#### Task instructions
Copy out each line of the material in which the word "name" appears.

═════ Given data ═════

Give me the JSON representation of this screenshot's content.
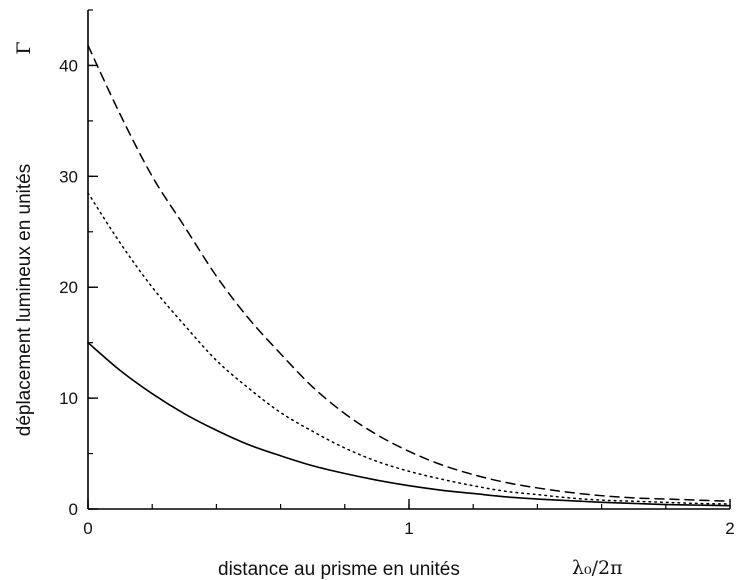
{
  "chart_data": {
    "type": "line",
    "xlabel": "distance au prisme  en unités",
    "xlabel_unit": "λ₀/2π",
    "ylabel": "déplacement lumineux en unités",
    "ylabel_unit": "Γ",
    "xlim": [
      0,
      2
    ],
    "ylim": [
      0,
      45
    ],
    "x_ticks": [
      {
        "value": 0,
        "label": "0"
      },
      {
        "value": 1,
        "label": "1"
      },
      {
        "value": 2,
        "label": "2"
      }
    ],
    "x_minor_step": 0.2,
    "y_ticks": [
      {
        "value": 0,
        "label": "0"
      },
      {
        "value": 10,
        "label": "10"
      },
      {
        "value": 20,
        "label": "20"
      },
      {
        "value": 30,
        "label": "30"
      },
      {
        "value": 40,
        "label": "40"
      }
    ],
    "y_minor_step": 5,
    "grid": false,
    "x": [
      0,
      0.1,
      0.2,
      0.3,
      0.4,
      0.5,
      0.6,
      0.7,
      0.8,
      0.9,
      1.0,
      1.1,
      1.2,
      1.3,
      1.4,
      1.5,
      1.6,
      1.7,
      1.8,
      1.9,
      2.0
    ],
    "series": [
      {
        "style": "dashed",
        "values": [
          41.8,
          35.6,
          30.0,
          25.5,
          21.0,
          17.2,
          14.0,
          11.0,
          8.6,
          6.7,
          5.2,
          4.0,
          3.1,
          2.4,
          1.9,
          1.5,
          1.2,
          1.0,
          0.9,
          0.8,
          0.7
        ]
      },
      {
        "style": "dotted",
        "values": [
          28.5,
          24.0,
          20.0,
          16.6,
          13.4,
          10.9,
          8.7,
          7.0,
          5.5,
          4.3,
          3.4,
          2.7,
          2.1,
          1.6,
          1.3,
          1.0,
          0.8,
          0.7,
          0.6,
          0.5,
          0.45
        ]
      },
      {
        "style": "solid",
        "values": [
          15.0,
          12.5,
          10.4,
          8.6,
          7.1,
          5.8,
          4.8,
          3.9,
          3.2,
          2.6,
          2.1,
          1.7,
          1.4,
          1.1,
          0.9,
          0.75,
          0.6,
          0.5,
          0.4,
          0.35,
          0.3
        ]
      }
    ]
  }
}
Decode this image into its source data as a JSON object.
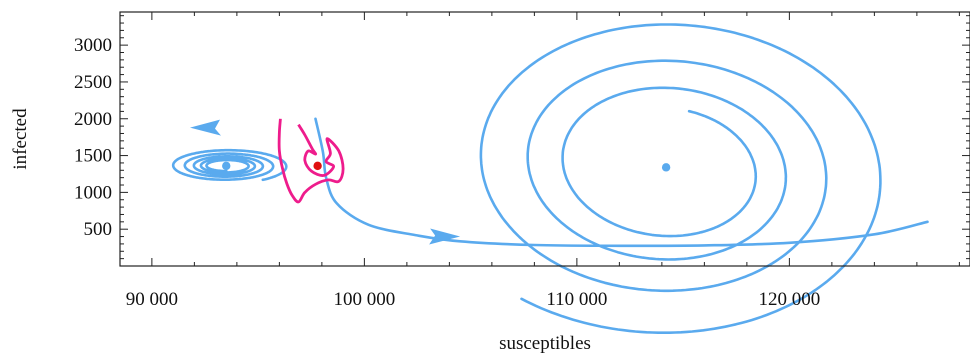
{
  "chart_data": {
    "type": "line",
    "xlabel": "susceptibles",
    "ylabel": "infected",
    "xlim": [
      88500,
      128500
    ],
    "ylim": [
      0,
      3450
    ],
    "x_ticks": [
      {
        "value": 90000,
        "label": "90 000"
      },
      {
        "value": 100000,
        "label": "100 000"
      },
      {
        "value": 110000,
        "label": "110 000"
      },
      {
        "value": 120000,
        "label": "120 000"
      }
    ],
    "y_ticks": [
      {
        "value": 500,
        "label": "500"
      },
      {
        "value": 1000,
        "label": "1000"
      },
      {
        "value": 1500,
        "label": "1500"
      },
      {
        "value": 2000,
        "label": "2000"
      },
      {
        "value": 2500,
        "label": "2500"
      },
      {
        "value": 3000,
        "label": "3000"
      }
    ],
    "x_minor_step": 2000,
    "y_minor_step": 100,
    "grid": false,
    "colors": {
      "orbit": "#5aaaee",
      "contour": "#ee1c8c",
      "saddle_point": "#e01010"
    },
    "equilibria": [
      {
        "x": 93500,
        "y": 1360,
        "color": "#5aaaee"
      },
      {
        "x": 97800,
        "y": 1360,
        "color": "#e01010"
      },
      {
        "x": 114200,
        "y": 1340,
        "color": "#5aaaee"
      }
    ],
    "arrows": [
      {
        "x": 92500,
        "y": 1880,
        "direction": "left"
      },
      {
        "x": 103800,
        "y": 400,
        "direction": "right"
      }
    ],
    "right_spiral": {
      "x": 114200,
      "y": 1340,
      "a": 3950,
      "b0": 820,
      "b_growth": 1.34,
      "turns": 3.55,
      "lean": -400
    },
    "left_spiral": {
      "x": 93500,
      "y": 1360,
      "a0": 190,
      "b0": 70,
      "growth": 1.28,
      "turns": 4.9
    },
    "connection": [
      [
        97700,
        2000
      ],
      [
        98050,
        1550
      ],
      [
        98200,
        1200
      ],
      [
        98700,
        850
      ],
      [
        100200,
        560
      ],
      [
        102400,
        420
      ],
      [
        104500,
        335
      ],
      [
        108000,
        285
      ],
      [
        112000,
        275
      ],
      [
        116000,
        280
      ],
      [
        120000,
        315
      ],
      [
        124000,
        430
      ],
      [
        126500,
        600
      ]
    ],
    "contour": [
      [
        96900,
        1920
      ],
      [
        97200,
        1780
      ],
      [
        97550,
        1590
      ],
      [
        97700,
        1520
      ],
      [
        97350,
        1560
      ],
      [
        97200,
        1430
      ],
      [
        97500,
        1290
      ],
      [
        98100,
        1230
      ],
      [
        98550,
        1350
      ],
      [
        98200,
        1420
      ],
      [
        98400,
        1530
      ],
      [
        98250,
        1730
      ],
      [
        98800,
        1560
      ],
      [
        99000,
        1320
      ],
      [
        98800,
        1150
      ],
      [
        98300,
        1170
      ],
      [
        97700,
        1110
      ],
      [
        97200,
        1000
      ],
      [
        96900,
        870
      ],
      [
        96600,
        960
      ],
      [
        96350,
        1120
      ],
      [
        96150,
        1320
      ],
      [
        96000,
        1560
      ],
      [
        96000,
        1820
      ],
      [
        96050,
        2000
      ]
    ]
  }
}
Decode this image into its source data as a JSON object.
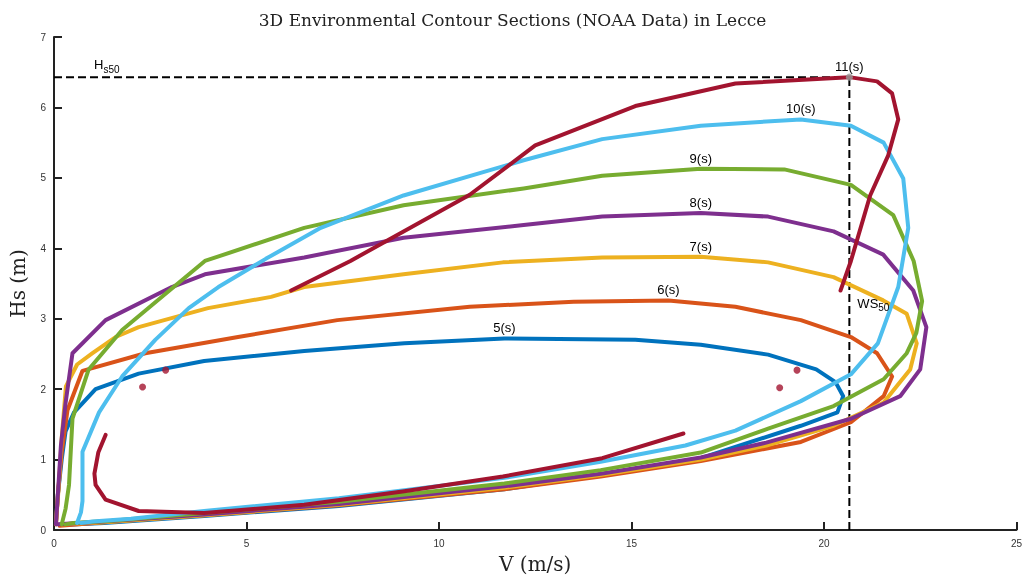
{
  "chart_data": {
    "type": "line",
    "title": "3D Environmental Contour Sections (NOAA Data) in Lecce",
    "xlabel": "V (m/s)",
    "ylabel": "Hs (m)",
    "xlim": [
      0,
      25
    ],
    "ylim": [
      0,
      7
    ],
    "xticks": [
      0,
      5,
      10,
      15,
      20,
      25
    ],
    "yticks": [
      0,
      1,
      2,
      3,
      4,
      5,
      6,
      7
    ],
    "marker": "none",
    "line_style": "solid",
    "series": [
      {
        "name": "5(s)",
        "color": "#0072bd",
        "x": [
          0.05,
          0.1,
          0.2,
          0.3,
          0.52,
          1.08,
          2.2,
          3.9,
          6.5,
          9.1,
          11.7,
          15.1,
          16.8,
          18.55,
          19.8,
          20.3,
          20.5,
          20.35,
          19.4,
          16.8,
          14.2,
          11.7,
          7.4,
          3.9,
          1.3,
          0.15
        ],
        "values": [
          0.1,
          0.5,
          1.0,
          1.4,
          1.67,
          2.0,
          2.22,
          2.4,
          2.54,
          2.65,
          2.72,
          2.7,
          2.63,
          2.49,
          2.28,
          2.1,
          1.9,
          1.67,
          1.48,
          1.02,
          0.78,
          0.58,
          0.34,
          0.2,
          0.1,
          0.07
        ]
      },
      {
        "name": "6(s)",
        "color": "#d95319",
        "x": [
          0.05,
          0.1,
          0.2,
          0.35,
          0.74,
          2.37,
          4.78,
          7.36,
          10.8,
          13.5,
          15.96,
          17.7,
          19.4,
          20.7,
          21.38,
          21.77,
          21.55,
          20.7,
          19.4,
          16.8,
          14.2,
          11.7,
          7.4,
          3.9,
          1.3,
          0.15
        ],
        "values": [
          0.08,
          0.5,
          1.1,
          1.7,
          2.26,
          2.51,
          2.74,
          2.98,
          3.17,
          3.24,
          3.26,
          3.17,
          2.98,
          2.74,
          2.51,
          2.18,
          1.9,
          1.53,
          1.25,
          0.98,
          0.76,
          0.58,
          0.35,
          0.21,
          0.11,
          0.06
        ]
      },
      {
        "name": "7(s)",
        "color": "#edb120",
        "x": [
          0.05,
          0.12,
          0.2,
          0.31,
          0.6,
          1.0,
          1.6,
          2.2,
          4.0,
          5.64,
          6.5,
          9.08,
          11.66,
          14.24,
          16.8,
          18.55,
          20.25,
          21.54,
          22.15,
          22.41,
          22.24,
          21.55,
          20.25,
          18.5,
          16.8,
          14.2,
          11.7,
          7.4,
          3.9,
          1.3,
          0.2
        ],
        "values": [
          0.08,
          0.6,
          1.3,
          2.04,
          2.35,
          2.51,
          2.74,
          2.88,
          3.15,
          3.31,
          3.45,
          3.63,
          3.8,
          3.87,
          3.88,
          3.8,
          3.59,
          3.26,
          3.07,
          2.65,
          2.28,
          1.81,
          1.48,
          1.2,
          1.0,
          0.78,
          0.6,
          0.36,
          0.21,
          0.11,
          0.08
        ]
      },
      {
        "name": "8(s)",
        "color": "#7e2f8e",
        "x": [
          0.05,
          0.1,
          0.18,
          0.3,
          0.48,
          1.34,
          3.06,
          3.92,
          6.5,
          9.08,
          12.2,
          14.24,
          16.8,
          18.55,
          20.25,
          21.54,
          22.32,
          22.66,
          22.5,
          21.98,
          20.7,
          18.5,
          16.8,
          14.2,
          11.7,
          7.4,
          3.9,
          1.3,
          0.1
        ],
        "values": [
          0.08,
          0.5,
          1.2,
          1.8,
          2.51,
          2.98,
          3.45,
          3.63,
          3.87,
          4.15,
          4.33,
          4.45,
          4.5,
          4.45,
          4.24,
          3.91,
          3.4,
          2.88,
          2.28,
          1.9,
          1.58,
          1.24,
          1.03,
          0.8,
          0.62,
          0.37,
          0.22,
          0.12,
          0.08
        ]
      },
      {
        "name": "9(s)",
        "color": "#77ac30",
        "x": [
          0.2,
          0.3,
          0.39,
          0.48,
          0.9,
          1.77,
          2.89,
          3.92,
          6.5,
          9.08,
          12.2,
          14.24,
          16.8,
          18.97,
          20.7,
          21.8,
          22.33,
          22.55,
          22.4,
          22.15,
          21.55,
          20.25,
          18.55,
          16.8,
          14.2,
          11.7,
          7.4,
          3.9,
          1.5,
          0.5,
          0.3
        ],
        "values": [
          0.08,
          0.3,
          0.64,
          1.58,
          2.28,
          2.84,
          3.35,
          3.82,
          4.29,
          4.61,
          4.85,
          5.03,
          5.13,
          5.12,
          4.9,
          4.47,
          3.82,
          3.25,
          2.8,
          2.51,
          2.14,
          1.76,
          1.44,
          1.1,
          0.85,
          0.66,
          0.4,
          0.24,
          0.13,
          0.1,
          0.08
        ]
      },
      {
        "name": "10(s)",
        "color": "#4dbeee",
        "x": [
          0.6,
          0.7,
          0.74,
          0.74,
          1.17,
          1.77,
          2.63,
          3.5,
          4.27,
          5.5,
          6.93,
          9.08,
          12.2,
          14.24,
          16.8,
          19.4,
          20.7,
          21.55,
          22.06,
          22.19,
          21.93,
          21.4,
          20.7,
          19.4,
          17.7,
          16.4,
          14.2,
          11.7,
          7.4,
          3.9,
          2.0,
          1.0,
          0.7
        ],
        "values": [
          0.1,
          0.25,
          0.41,
          1.11,
          1.67,
          2.18,
          2.7,
          3.15,
          3.45,
          3.85,
          4.29,
          4.75,
          5.25,
          5.55,
          5.74,
          5.83,
          5.74,
          5.5,
          4.99,
          4.29,
          3.45,
          2.65,
          2.21,
          1.83,
          1.41,
          1.2,
          0.97,
          0.74,
          0.45,
          0.27,
          0.16,
          0.12,
          0.1
        ]
      },
      {
        "name": "11(s)",
        "color": "#a2142f",
        "x": [
          1.34,
          1.15,
          1.05,
          1.08,
          1.34,
          2.2,
          3.9,
          6.5,
          9.1,
          11.66,
          14.24,
          16.35,
          null,
          20.43,
          20.7,
          21.2,
          21.67,
          21.93,
          21.77,
          21.38,
          20.66,
          17.7,
          15.1,
          12.5,
          10.8,
          9.08,
          7.7,
          6.16
        ],
        "values": [
          1.35,
          1.1,
          0.8,
          0.64,
          0.43,
          0.27,
          0.24,
          0.36,
          0.55,
          0.76,
          1.02,
          1.37,
          null,
          3.4,
          3.82,
          4.75,
          5.32,
          5.83,
          6.2,
          6.37,
          6.43,
          6.34,
          6.02,
          5.46,
          4.76,
          4.24,
          3.82,
          3.4
        ]
      },
      {
        "type": "scatter",
        "marker": "circle",
        "color": "#a2142f",
        "x": [
          2.3,
          2.9,
          18.85,
          19.3
        ],
        "values": [
          2.03,
          2.27,
          2.02,
          2.27
        ]
      },
      {
        "type": "scatter",
        "marker": "circle",
        "color": "#999999",
        "x": [
          20.66
        ],
        "values": [
          6.43
        ]
      }
    ],
    "ref_lines": [
      {
        "axis": "y",
        "value": 6.43,
        "label": "H$_{s50}$",
        "color": "#000000",
        "line_style": "dashed"
      },
      {
        "axis": "x",
        "value": 20.66,
        "label": "WS$_{50}$",
        "color": "#000000",
        "line_style": "dashed"
      }
    ]
  }
}
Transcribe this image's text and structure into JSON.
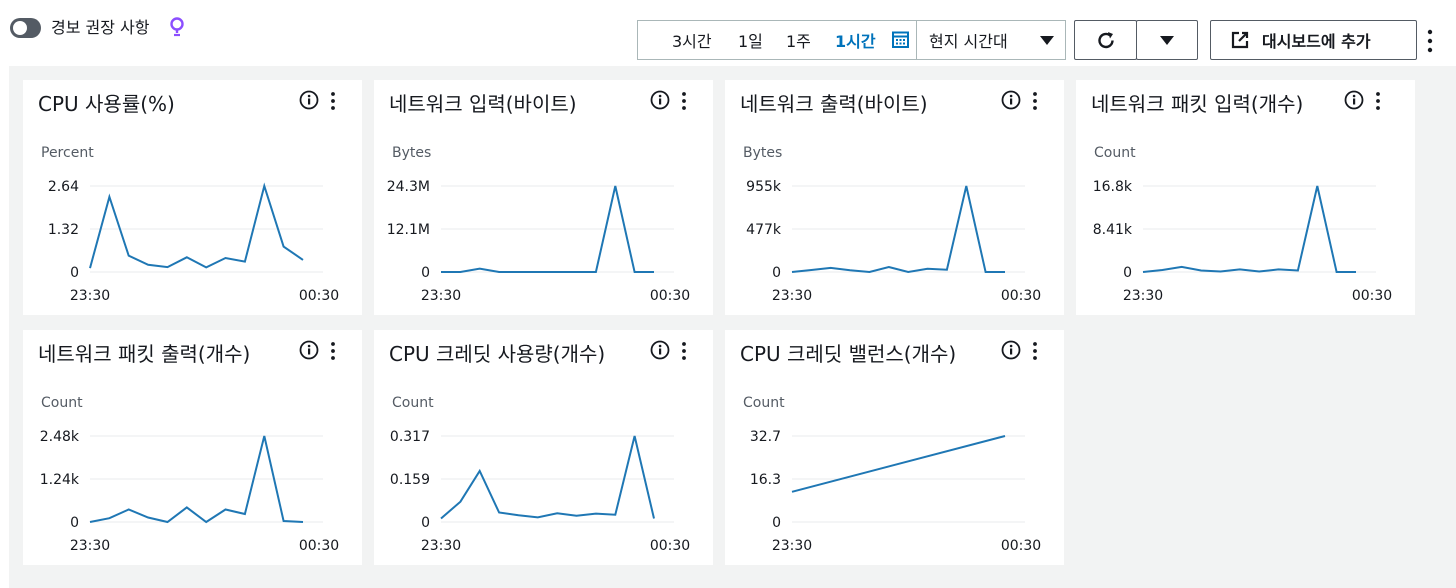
{
  "header": {
    "alarm_toggle_label": "경보 권장 사항",
    "time_ranges": [
      "3시간",
      "1일",
      "1주",
      "1시간"
    ],
    "active_time_range": "1시간",
    "timezone_label": "현지 시간대",
    "add_to_dashboard_label": "대시보드에 추가"
  },
  "colors": {
    "line": "#1f77b4",
    "accent": "#0073bb",
    "bulb": "#8c4fff"
  },
  "cards": [
    {
      "title": "CPU 사용률(%)",
      "unit": "Percent",
      "yticks": [
        "2.64",
        "1.32",
        "0"
      ],
      "xticks": [
        "23:30",
        "00:30"
      ]
    },
    {
      "title": "네트워크 입력(바이트)",
      "unit": "Bytes",
      "yticks": [
        "24.3M",
        "12.1M",
        "0"
      ],
      "xticks": [
        "23:30",
        "00:30"
      ]
    },
    {
      "title": "네트워크 출력(바이트)",
      "unit": "Bytes",
      "yticks": [
        "955k",
        "477k",
        "0"
      ],
      "xticks": [
        "23:30",
        "00:30"
      ]
    },
    {
      "title": "네트워크 패킷 입력(개수)",
      "unit": "Count",
      "yticks": [
        "16.8k",
        "8.41k",
        "0"
      ],
      "xticks": [
        "23:30",
        "00:30"
      ]
    },
    {
      "title": "네트워크 패킷 출력(개수)",
      "unit": "Count",
      "yticks": [
        "2.48k",
        "1.24k",
        "0"
      ],
      "xticks": [
        "23:30",
        "00:30"
      ]
    },
    {
      "title": "CPU 크레딧 사용량(개수)",
      "unit": "Count",
      "yticks": [
        "0.317",
        "0.159",
        "0"
      ],
      "xticks": [
        "23:30",
        "00:30"
      ]
    },
    {
      "title": "CPU 크레딧 밸런스(개수)",
      "unit": "Count",
      "yticks": [
        "32.7",
        "16.3",
        "0"
      ],
      "xticks": [
        "23:30",
        "00:30"
      ]
    }
  ],
  "chart_data": [
    {
      "type": "line",
      "title": "CPU 사용률(%)",
      "ylabel": "Percent",
      "ylim": [
        0,
        2.64
      ],
      "x": [
        0,
        1,
        2,
        3,
        4,
        5,
        6,
        7,
        8,
        9,
        10,
        11
      ],
      "values": [
        0.12,
        2.31,
        0.5,
        0.22,
        0.15,
        0.45,
        0.14,
        0.43,
        0.32,
        2.64,
        0.78,
        0.37
      ]
    },
    {
      "type": "line",
      "title": "네트워크 입력(바이트)",
      "ylabel": "Bytes",
      "ylim": [
        0,
        24300000
      ],
      "x": [
        0,
        1,
        2,
        3,
        4,
        5,
        6,
        7,
        8,
        9,
        10,
        11
      ],
      "values": [
        0,
        0,
        950000,
        0,
        0,
        0,
        0,
        0,
        0,
        24300000,
        0,
        0
      ]
    },
    {
      "type": "line",
      "title": "네트워크 출력(바이트)",
      "ylabel": "Bytes",
      "ylim": [
        0,
        955000
      ],
      "x": [
        0,
        1,
        2,
        3,
        4,
        5,
        6,
        7,
        8,
        9,
        10,
        11
      ],
      "values": [
        0,
        22000,
        45000,
        20000,
        0,
        55000,
        0,
        35000,
        25000,
        955000,
        0,
        0
      ]
    },
    {
      "type": "line",
      "title": "네트워크 패킷 입력(개수)",
      "ylabel": "Count",
      "ylim": [
        0,
        16800
      ],
      "x": [
        0,
        1,
        2,
        3,
        4,
        5,
        6,
        7,
        8,
        9,
        10,
        11
      ],
      "values": [
        0,
        400,
        1000,
        300,
        100,
        500,
        100,
        500,
        300,
        16800,
        0,
        0
      ]
    },
    {
      "type": "line",
      "title": "네트워크 패킷 출력(개수)",
      "ylabel": "Count",
      "ylim": [
        0,
        2480
      ],
      "x": [
        0,
        1,
        2,
        3,
        4,
        5,
        6,
        7,
        8,
        9,
        10,
        11
      ],
      "values": [
        0,
        110,
        360,
        130,
        0,
        420,
        0,
        360,
        230,
        2480,
        30,
        0
      ]
    },
    {
      "type": "line",
      "title": "CPU 크레딧 사용량(개수)",
      "ylabel": "Count",
      "ylim": [
        0,
        0.317
      ],
      "x": [
        0,
        1,
        2,
        3,
        4,
        5,
        6,
        7,
        8,
        9,
        10,
        11
      ],
      "values": [
        0.013,
        0.075,
        0.188,
        0.035,
        0.025,
        0.017,
        0.032,
        0.023,
        0.031,
        0.027,
        0.317,
        0.013
      ]
    },
    {
      "type": "line",
      "title": "CPU 크레딧 밸런스(개수)",
      "ylabel": "Count",
      "ylim": [
        0,
        32.7
      ],
      "x": [
        0,
        11
      ],
      "values": [
        11.5,
        32.7
      ]
    }
  ]
}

═════

#### Complete response
        "name": "5(s)",
        "name": "6(s)",
        "name": "7(s)",
        "name": "8(s)",
        "name": "9(s)",
        "name": "10(s)",
        "name": "11(s)",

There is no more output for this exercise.